▶ [Goal]:
Your task is to output the listing word for word, with pictures excluded.
----------
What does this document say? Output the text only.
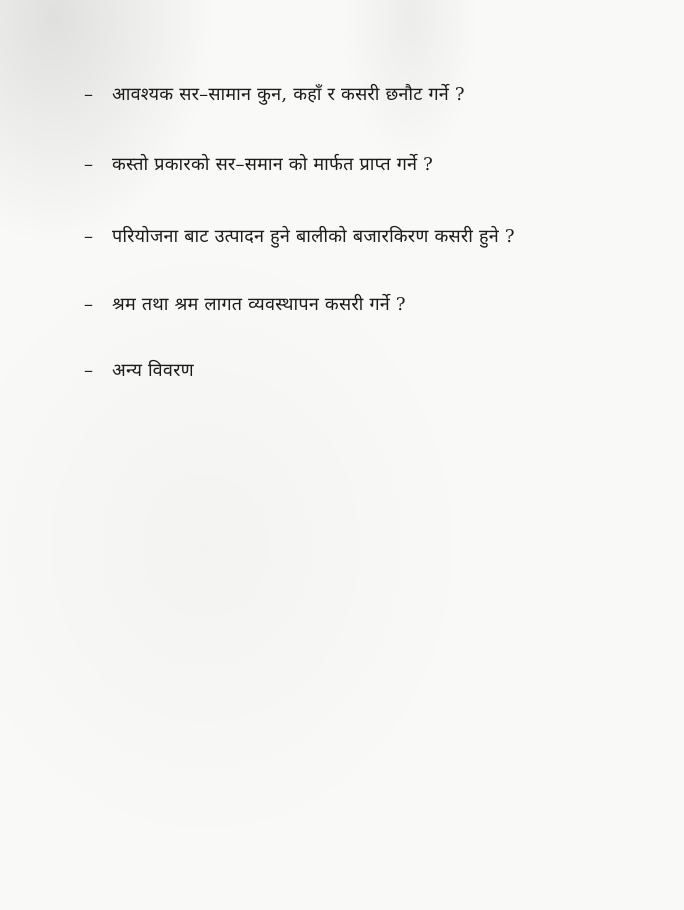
–	आवश्यक सर–सामान कुन, कहाँ र कसरी छनौट गर्ने ?
–	कस्तो प्रकारको सर–समान को मार्फत प्राप्त गर्ने ?
–	परियोजना बाट उत्पादन हुने बालीको बजारकिरण कसरी हुने ?
–	श्रम तथा श्रम लागत व्यवस्थापन कसरी गर्ने ?
–	अन्य विवरण
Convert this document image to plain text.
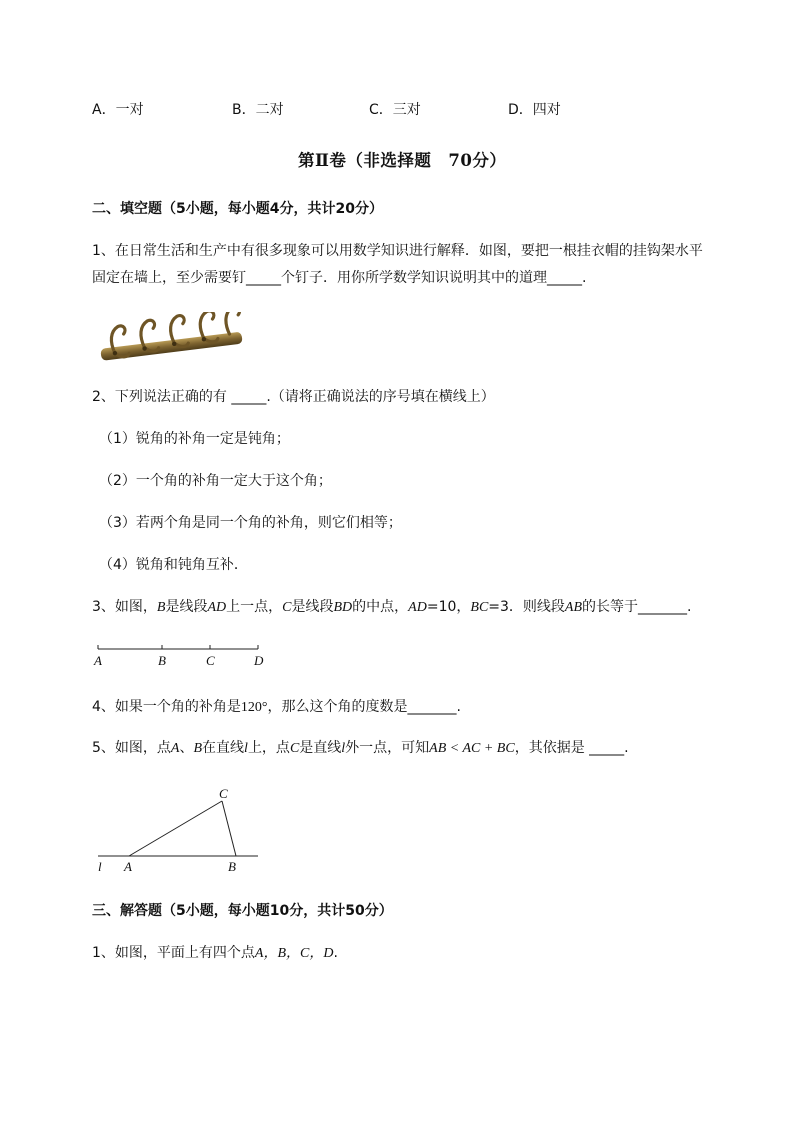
A．一对	B．二对	C．三对	D．四对
第Ⅱ卷（非选择题　70分）
二、填空题（5小题，每小题4分，共计20分）
1、在日常生活和生产中有很多现象可以用数学知识进行解释．如图，要把一根挂衣帽的挂钩架水平
固定在墙上，至少需要钉_____个钉子．用你所学数学知识说明其中的道理_____.
2、下列说法正确的有 _____.（请将正确说法的序号填在横线上）
（1）锐角的补角一定是钝角；
（2）一个角的补角一定大于这个角；
（3）若两个角是同一个角的补角，则它们相等；
（4）锐角和钝角互补．
3、如图，B是线段AD上一点，C是线段BD的中点，AD=10，BC=3．则线段AB的长等于_______.
A	B	C	D
4、如果一个角的补角是120°，那么这个角的度数是_______.
5、如图，点A、B在直线l上，点C是直线l外一点，可知AB < AC + BC，其依据是 _____.
C
l A	B
三、解答题（5小题，每小题10分，共计50分）
1、如图，平面上有四个点A，B，C，D.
----------
▶ [Output for this task]:
What does this document say? Output the text only.
–	आवश्यक सर–सामान कुन, कहाँ र कसरी छनौट गर्ने ?
–	कस्तो प्रकारको सर–समान को मार्फत प्राप्त गर्ने ?
–	परियोजना बाट उत्पादन हुने बालीको बजारकिरण कसरी हुने ?
–	श्रम तथा श्रम लागत व्यवस्थापन कसरी गर्ने ?
–	अन्य विवरण
Convert this document image to plain text.
A．一对	B．二对	C．三对	D．四对
第Ⅱ卷（非选择题　70分）
二、填空题（5小题，每小题4分，共计20分）
1、在日常生活和生产中有很多现象可以用数学知识进行解释．如图，要把一根挂衣帽的挂钩架水平
固定在墙上，至少需要钉_____个钉子．用你所学数学知识说明其中的道理_____.
2、下列说法正确的有 _____.（请将正确说法的序号填在横线上）
（1）锐角的补角一定是钝角；
（2）一个角的补角一定大于这个角；
（3）若两个角是同一个角的补角，则它们相等；
（4）锐角和钝角互补．
3、如图，B是线段AD上一点，C是线段BD的中点，AD=10，BC=3．则线段AB的长等于_______.
A	B	C	D
4、如果一个角的补角是120°，那么这个角的度数是_______.
5、如图，点A、B在直线l上，点C是直线l外一点，可知AB < AC + BC，其依据是 _____.
C
l A	B
三、解答题（5小题，每小题10分，共计50分）
1、如图，平面上有四个点A，B，C，D.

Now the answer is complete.